→ WORK TO BE COMPLETED
Read the material below. Count the lines containing "panneau" and give that count alone.
________________________________________
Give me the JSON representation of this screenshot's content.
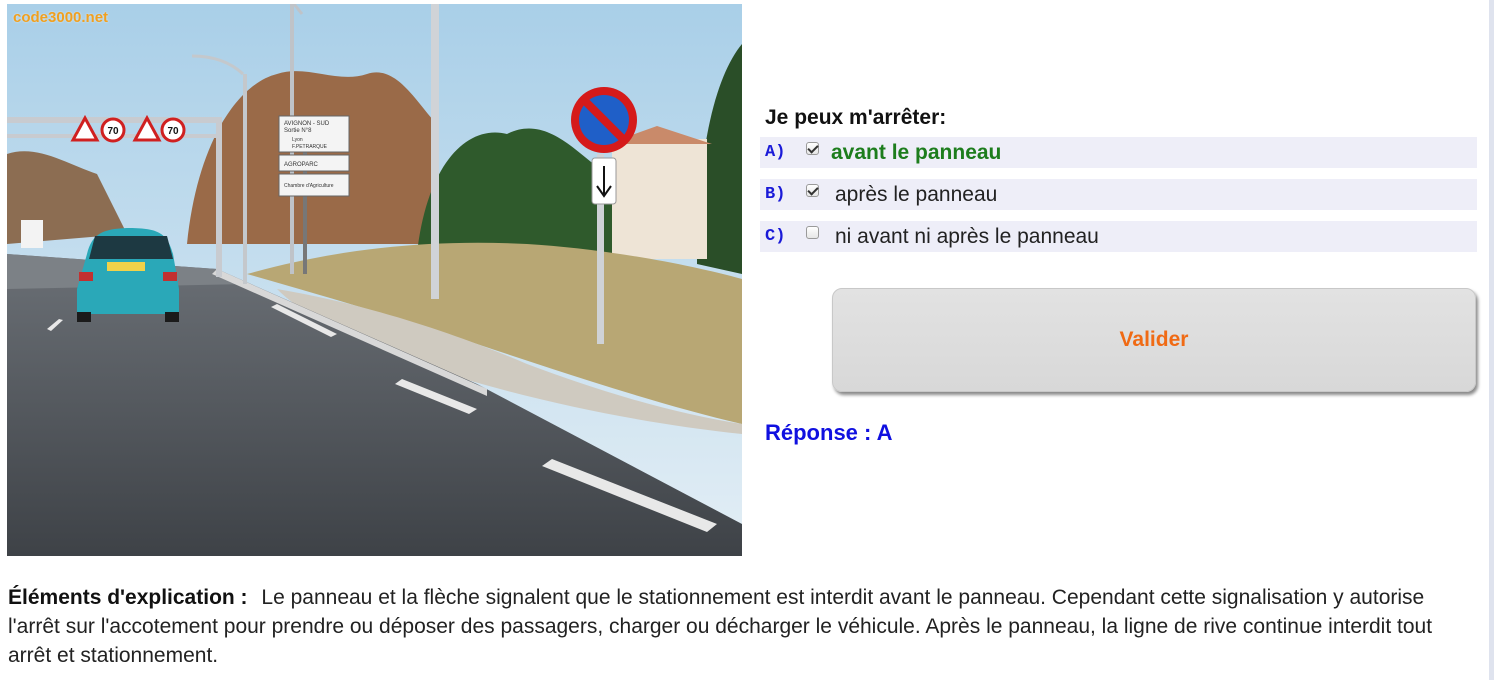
{
  "photo": {
    "watermark": "code3000.net",
    "speed_limit_1": "70",
    "speed_limit_2": "70",
    "direction_sign_lines": [
      "AVIGNON - SUD",
      "Sortie N°8",
      "Lyon",
      "F.PETRARQUE",
      "AGROPARC",
      "Chambre d'Agriculture"
    ]
  },
  "question": {
    "text": "Je peux m'arrêter:",
    "answers": [
      {
        "letter": "A)",
        "label": "avant le panneau",
        "checked": true,
        "correct": true
      },
      {
        "letter": "B)",
        "label": "après le panneau",
        "checked": true,
        "correct": false
      },
      {
        "letter": "C)",
        "label": "ni avant ni après le panneau",
        "checked": false,
        "correct": false
      }
    ]
  },
  "validate_label": "Valider",
  "reponse": "Réponse : A",
  "explication": {
    "title": "Éléments d'explication :",
    "text": "Le panneau et la flèche signalent que le stationnement est interdit avant le panneau. Cependant cette signalisation y autorise l'arrêt sur l'accotement pour prendre ou déposer des passagers, charger ou décharger le véhicule. Après le panneau, la ligne de rive continue interdit tout arrêt et stationnement."
  },
  "colors": {
    "question_letter": "#1a1ad8",
    "correct_answer": "#1d7d1d",
    "validate_text": "#f06a14",
    "reponse": "#1010e0"
  }
}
________________________________________
→ RESULT OF THIS EXERCISE
4